### Aim
Transcribe all of the records precisely as they are presented.

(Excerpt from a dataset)

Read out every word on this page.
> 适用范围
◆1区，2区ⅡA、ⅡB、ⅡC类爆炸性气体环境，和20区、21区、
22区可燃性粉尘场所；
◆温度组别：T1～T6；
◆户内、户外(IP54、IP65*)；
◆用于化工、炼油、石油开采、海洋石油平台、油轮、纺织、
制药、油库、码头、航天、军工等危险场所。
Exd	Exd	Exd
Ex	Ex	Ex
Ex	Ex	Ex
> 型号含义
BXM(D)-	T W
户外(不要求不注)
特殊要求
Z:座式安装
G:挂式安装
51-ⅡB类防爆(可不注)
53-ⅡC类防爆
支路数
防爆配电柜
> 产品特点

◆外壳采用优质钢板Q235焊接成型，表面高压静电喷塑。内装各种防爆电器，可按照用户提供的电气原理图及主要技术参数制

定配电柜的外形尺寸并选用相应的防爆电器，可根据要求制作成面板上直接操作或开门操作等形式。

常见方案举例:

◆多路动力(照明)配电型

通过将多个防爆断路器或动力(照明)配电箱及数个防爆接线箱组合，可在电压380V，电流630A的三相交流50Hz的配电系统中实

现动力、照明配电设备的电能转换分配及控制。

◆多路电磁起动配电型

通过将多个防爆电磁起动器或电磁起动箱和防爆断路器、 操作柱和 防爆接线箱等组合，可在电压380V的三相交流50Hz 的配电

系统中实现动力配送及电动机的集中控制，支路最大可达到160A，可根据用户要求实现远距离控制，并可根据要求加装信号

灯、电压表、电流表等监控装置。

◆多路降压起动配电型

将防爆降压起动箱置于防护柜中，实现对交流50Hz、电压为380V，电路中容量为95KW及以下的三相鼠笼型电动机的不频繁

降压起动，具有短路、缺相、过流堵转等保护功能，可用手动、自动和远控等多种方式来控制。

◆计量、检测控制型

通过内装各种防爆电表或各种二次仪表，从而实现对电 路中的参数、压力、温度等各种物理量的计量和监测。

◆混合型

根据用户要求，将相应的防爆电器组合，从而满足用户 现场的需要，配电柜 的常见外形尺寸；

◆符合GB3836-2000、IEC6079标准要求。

### Solution to this task
Read out every word on this page.
> 适用范围
◆1区，2区ⅡA、ⅡB、ⅡC类爆炸性气体环境，和20区、21区、
22区可燃性粉尘场所；
◆温度组别：T1～T6；
◆户内、户外(IP54、IP65*)；
◆用于化工、炼油、石油开采、海洋石油平台、油轮、纺织、
制药、油库、码头、航天、军工等危险场所。
Exd	Exd	Exd
Ex	Ex	Ex
Ex	Ex	Ex
> 型号含义
BXM(D)-	T W
户外(不要求不注)
特殊要求
Z:座式安装
G:挂式安装
51-ⅡB类防爆(可不注)
53-ⅡC类防爆
支路数
防爆配电柜
> 产品特点

◆外壳采用优质钢板Q235焊接成型，表面高压静电喷塑。内装各种防爆电器，可按照用户提供的电气原理图及主要技术参数制

定配电柜的外形尺寸并选用相应的防爆电器，可根据要求制作成面板上直接操作或开门操作等形式。

常见方案举例:

◆多路动力(照明)配电型

通过将多个防爆断路器或动力(照明)配电箱及数个防爆接线箱组合，可在电压380V，电流630A的三相交流50Hz的配电系统中实

现动力、照明配电设备的电能转换分配及控制。

◆多路电磁起动配电型

通过将多个防爆电磁起动器或电磁起动箱和防爆断路器、 操作柱和 防爆接线箱等组合，可在电压380V的三相交流50Hz 的配电

系统中实现动力配送及电动机的集中控制，支路最大可达到160A，可根据用户要求实现远距离控制，并可根据要求加装信号

灯、电压表、电流表等监控装置。

◆多路降压起动配电型

将防爆降压起动箱置于防护柜中，实现对交流50Hz、电压为380V，电路中容量为95KW及以下的三相鼠笼型电动机的不频繁

降压起动，具有短路、缺相、过流堵转等保护功能，可用手动、自动和远控等多种方式来控制。

◆计量、检测控制型

通过内装各种防爆电表或各种二次仪表，从而实现对电 路中的参数、压力、温度等各种物理量的计量和监测。

◆混合型

根据用户要求，将相应的防爆电器组合，从而满足用户 现场的需要，配电柜 的常见外形尺寸；

◆符合GB3836-2000、IEC6079标准要求。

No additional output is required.